#### Source extract:
# Cannondale jekyllTeam Replica 2022 LEFTY question



## badaboum (4 mo ago)

Hey all

This is one of my bikes










According to my service center, the left ELO is leaking air (quite obvious) and the chamber inside needs to be changed but the spare parts are no longer available from Cannondale

Is that true?

If that's the case, what are the possible replacement for this lefty?

Thanks


----------



## DFWXC (6 mo ago)

26er? I would be nervous to blow too much money on a 26er Jekyl, you are likely on borrowed time on the swingarm. 

You can always go to a conventional 26er fork with either a 1 1/8 or a 1 1/8 and 1.5 tapered steerer but would need a new front wheel

Are the 27.5 Leftys really a 29 fork or a 27.5 specific fork? A true 27.5 fork might not be too terrible from a geometry standpoint.

This is probably your best bet to find it

In the UK


----------



## badaboum (4 mo ago)

Thanks for your feedback
I don't ride that much the bike. It's more for the fun of keeping a legacy bike so i think the borrowed hours for the swingarm can last a few years 

There are not 26er lefty that could fit into the tube ?


----------



## DFWXC (6 mo ago)

#### Requirements:
a – In the Lefty forum thread, why does the service center say the leaking chamber can't be replaced?
b – Transcribe the part of the Lefty forum thread that opens with the words containing "You can always" and closes with "a geometry standpoint.".
c – Pick up the Lefty forum thread after its last line and keep writing it.
The listing comes from a separate source.

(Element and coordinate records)

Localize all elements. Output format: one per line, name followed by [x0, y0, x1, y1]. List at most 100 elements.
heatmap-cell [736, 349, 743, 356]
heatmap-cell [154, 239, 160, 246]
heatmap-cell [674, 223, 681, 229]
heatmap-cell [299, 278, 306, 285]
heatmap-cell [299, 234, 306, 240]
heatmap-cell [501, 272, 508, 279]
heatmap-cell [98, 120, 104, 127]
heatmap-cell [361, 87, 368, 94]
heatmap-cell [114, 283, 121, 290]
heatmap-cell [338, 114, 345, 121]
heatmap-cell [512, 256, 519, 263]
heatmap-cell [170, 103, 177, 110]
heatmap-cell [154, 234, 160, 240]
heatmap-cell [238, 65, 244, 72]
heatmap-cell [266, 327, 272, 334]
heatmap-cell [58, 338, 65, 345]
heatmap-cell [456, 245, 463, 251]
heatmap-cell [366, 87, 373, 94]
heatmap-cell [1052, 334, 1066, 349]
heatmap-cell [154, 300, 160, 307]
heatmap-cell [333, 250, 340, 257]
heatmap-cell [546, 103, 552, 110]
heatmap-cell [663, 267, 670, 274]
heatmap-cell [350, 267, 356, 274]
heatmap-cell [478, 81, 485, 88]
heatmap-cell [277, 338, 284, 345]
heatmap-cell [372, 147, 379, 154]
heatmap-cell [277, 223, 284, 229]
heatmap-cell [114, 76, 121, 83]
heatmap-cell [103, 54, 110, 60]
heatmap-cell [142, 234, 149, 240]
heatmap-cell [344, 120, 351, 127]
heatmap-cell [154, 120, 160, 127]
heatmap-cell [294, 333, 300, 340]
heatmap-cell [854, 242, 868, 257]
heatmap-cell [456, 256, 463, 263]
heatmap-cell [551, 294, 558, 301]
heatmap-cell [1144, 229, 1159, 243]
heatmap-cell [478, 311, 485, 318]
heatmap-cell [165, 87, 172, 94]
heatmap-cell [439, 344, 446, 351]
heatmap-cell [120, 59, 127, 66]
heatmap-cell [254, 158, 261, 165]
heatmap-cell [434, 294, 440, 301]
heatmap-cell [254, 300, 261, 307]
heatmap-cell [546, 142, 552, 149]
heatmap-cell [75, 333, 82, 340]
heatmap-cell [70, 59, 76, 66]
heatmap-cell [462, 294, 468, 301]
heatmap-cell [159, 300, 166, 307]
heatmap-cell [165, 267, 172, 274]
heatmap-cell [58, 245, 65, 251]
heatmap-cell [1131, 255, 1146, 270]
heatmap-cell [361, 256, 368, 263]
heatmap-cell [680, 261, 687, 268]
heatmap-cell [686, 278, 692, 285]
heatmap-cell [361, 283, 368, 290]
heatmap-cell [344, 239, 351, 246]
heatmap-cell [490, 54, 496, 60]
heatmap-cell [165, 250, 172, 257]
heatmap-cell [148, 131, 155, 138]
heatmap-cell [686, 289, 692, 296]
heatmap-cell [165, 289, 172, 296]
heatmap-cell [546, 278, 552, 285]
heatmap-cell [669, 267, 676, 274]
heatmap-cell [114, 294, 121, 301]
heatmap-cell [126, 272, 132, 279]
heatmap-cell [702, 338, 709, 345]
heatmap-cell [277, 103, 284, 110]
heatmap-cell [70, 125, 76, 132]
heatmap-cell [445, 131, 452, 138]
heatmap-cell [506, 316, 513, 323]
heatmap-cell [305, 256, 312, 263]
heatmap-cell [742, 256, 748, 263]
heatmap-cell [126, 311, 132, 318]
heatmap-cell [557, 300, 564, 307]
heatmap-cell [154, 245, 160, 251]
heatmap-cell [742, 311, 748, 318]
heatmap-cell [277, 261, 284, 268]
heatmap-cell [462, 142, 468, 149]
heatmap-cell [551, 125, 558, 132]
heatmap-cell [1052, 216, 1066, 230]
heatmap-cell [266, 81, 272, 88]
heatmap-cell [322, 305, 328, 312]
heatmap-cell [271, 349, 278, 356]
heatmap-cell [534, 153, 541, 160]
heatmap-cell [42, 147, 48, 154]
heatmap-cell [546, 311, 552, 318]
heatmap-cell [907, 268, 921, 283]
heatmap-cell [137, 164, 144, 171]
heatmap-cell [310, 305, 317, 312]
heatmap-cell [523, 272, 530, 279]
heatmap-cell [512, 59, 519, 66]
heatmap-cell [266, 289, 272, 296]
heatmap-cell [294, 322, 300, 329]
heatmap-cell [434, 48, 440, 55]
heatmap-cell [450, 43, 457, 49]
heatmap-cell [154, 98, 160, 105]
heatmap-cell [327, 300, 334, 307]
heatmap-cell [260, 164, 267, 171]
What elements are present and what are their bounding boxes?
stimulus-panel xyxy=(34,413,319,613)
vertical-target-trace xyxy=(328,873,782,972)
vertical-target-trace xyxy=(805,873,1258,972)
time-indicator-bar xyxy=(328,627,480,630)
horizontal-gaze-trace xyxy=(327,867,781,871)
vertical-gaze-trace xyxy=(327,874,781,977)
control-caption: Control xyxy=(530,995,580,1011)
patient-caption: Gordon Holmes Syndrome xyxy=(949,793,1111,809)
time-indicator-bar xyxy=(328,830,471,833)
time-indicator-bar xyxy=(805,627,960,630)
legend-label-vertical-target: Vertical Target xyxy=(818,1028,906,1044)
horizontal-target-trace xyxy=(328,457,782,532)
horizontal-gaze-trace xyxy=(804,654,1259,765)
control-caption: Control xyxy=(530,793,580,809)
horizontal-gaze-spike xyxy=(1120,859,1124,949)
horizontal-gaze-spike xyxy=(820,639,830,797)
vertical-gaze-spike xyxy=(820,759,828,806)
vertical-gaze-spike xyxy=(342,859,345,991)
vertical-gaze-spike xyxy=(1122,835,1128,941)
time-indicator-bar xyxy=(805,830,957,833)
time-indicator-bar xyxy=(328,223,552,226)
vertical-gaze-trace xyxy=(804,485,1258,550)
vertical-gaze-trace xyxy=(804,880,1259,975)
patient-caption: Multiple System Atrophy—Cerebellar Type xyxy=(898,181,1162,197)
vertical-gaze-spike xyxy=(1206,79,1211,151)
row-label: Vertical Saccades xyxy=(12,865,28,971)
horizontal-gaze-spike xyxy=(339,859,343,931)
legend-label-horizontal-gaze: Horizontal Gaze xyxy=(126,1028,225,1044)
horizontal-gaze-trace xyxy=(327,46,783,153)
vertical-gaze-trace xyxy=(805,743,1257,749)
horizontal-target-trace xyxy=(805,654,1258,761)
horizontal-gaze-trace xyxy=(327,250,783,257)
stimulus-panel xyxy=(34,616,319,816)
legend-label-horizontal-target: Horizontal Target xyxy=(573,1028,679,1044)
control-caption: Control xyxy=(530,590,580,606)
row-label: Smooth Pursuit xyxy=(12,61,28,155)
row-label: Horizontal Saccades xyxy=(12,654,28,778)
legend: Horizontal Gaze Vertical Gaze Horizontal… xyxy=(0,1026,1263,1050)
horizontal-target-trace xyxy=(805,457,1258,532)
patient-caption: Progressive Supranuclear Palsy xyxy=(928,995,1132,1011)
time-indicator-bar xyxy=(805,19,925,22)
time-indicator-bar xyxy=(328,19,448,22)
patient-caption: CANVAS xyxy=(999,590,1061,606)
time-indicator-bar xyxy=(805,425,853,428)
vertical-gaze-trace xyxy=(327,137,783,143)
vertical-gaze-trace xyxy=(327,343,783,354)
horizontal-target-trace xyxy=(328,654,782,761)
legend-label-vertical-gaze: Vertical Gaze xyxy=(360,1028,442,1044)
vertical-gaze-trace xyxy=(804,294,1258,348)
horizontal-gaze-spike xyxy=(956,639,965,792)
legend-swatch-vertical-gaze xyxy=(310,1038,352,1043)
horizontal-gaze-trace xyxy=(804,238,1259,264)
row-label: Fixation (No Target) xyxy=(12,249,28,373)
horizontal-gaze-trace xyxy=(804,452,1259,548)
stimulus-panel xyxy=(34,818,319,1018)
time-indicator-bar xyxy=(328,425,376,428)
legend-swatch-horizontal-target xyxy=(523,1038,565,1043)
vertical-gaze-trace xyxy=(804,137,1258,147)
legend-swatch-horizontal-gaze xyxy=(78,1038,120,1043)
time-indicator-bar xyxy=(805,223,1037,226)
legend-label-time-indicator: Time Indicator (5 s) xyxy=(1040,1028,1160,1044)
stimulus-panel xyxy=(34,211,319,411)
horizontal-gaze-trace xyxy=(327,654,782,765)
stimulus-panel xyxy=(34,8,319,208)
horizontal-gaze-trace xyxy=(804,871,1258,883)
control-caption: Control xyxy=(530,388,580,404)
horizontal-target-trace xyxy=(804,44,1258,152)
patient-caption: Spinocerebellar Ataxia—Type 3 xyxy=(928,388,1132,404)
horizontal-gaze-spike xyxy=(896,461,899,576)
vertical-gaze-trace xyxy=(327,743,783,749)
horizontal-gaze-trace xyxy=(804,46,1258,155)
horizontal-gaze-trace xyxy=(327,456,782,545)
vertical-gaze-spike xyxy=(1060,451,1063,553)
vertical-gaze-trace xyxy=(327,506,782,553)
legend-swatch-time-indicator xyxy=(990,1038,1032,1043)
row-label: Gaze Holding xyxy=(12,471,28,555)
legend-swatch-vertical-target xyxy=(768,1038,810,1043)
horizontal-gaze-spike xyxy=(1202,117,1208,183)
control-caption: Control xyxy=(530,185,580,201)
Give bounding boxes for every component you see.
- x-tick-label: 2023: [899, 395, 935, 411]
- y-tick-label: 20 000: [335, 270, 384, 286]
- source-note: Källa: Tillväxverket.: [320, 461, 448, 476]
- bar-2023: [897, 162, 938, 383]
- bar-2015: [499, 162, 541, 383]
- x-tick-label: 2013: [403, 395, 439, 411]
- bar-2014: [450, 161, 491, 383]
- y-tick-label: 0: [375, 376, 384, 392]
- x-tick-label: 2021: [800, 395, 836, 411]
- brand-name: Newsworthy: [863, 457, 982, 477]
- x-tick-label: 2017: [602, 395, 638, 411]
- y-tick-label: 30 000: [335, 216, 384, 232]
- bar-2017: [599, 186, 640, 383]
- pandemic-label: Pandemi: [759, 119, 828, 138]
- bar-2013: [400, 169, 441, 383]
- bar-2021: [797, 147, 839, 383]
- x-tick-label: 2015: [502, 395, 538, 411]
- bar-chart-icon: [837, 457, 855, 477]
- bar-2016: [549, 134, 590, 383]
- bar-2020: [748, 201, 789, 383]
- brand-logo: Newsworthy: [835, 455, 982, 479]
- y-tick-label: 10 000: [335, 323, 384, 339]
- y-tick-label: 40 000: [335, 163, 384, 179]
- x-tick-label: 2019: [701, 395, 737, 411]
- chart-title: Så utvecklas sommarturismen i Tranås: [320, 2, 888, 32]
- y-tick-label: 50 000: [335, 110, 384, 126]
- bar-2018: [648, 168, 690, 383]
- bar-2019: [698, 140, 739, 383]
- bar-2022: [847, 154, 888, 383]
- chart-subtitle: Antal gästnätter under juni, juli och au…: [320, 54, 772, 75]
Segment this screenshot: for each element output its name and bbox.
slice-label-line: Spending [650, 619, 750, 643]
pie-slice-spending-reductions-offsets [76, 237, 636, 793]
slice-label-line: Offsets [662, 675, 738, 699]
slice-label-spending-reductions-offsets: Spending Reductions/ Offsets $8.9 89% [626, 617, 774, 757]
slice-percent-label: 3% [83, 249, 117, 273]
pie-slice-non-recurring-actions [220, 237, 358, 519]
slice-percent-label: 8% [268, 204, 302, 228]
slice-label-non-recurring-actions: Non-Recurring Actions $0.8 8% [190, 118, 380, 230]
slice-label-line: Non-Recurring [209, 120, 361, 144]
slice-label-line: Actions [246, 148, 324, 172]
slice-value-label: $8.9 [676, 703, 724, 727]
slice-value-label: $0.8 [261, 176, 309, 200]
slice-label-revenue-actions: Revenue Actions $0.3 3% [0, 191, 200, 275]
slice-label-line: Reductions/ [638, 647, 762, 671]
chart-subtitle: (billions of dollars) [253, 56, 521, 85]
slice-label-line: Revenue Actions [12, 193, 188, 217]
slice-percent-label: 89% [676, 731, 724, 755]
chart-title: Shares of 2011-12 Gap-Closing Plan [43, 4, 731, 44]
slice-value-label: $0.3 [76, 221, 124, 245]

#### Responses for each task:
a – The spare parts are no longer available from Cannondale.

b –
You can always go to a conventional 26er fork with either a 1 1/8 or a 1 1/8 and 1.5 tapered steerer but would need a new front wheel

Are the 27.5 Leftys really a 29 fork or a 27.5 specific fork? A true 27.5 fork might not be too terrible from a geometry standpoint.

c –
I doubt you will find a 26" lefty that doesn't need a rebuild or will soon need one. They are very old at this point, and spares essentially nonexistent.

I think the 27.5 Lefty might be your best bet if you want to ride, but a non Cannondale fork would be the better way long term.


----------



## badaboum (4 mo ago)

If I go for a non cannondale fork, any recommendation ? Any specific things I need to be carreful about?


----------



## J_Westy (Jan 7, 2009)

You'd have better luck asking your question in the Cannondale forum:









Cannondale







www.mtbr.com


----------



## Oey12 (Aug 15, 2020)

Had the same bike OP, good luck with your search…


----------



## badaboum (4 mo ago)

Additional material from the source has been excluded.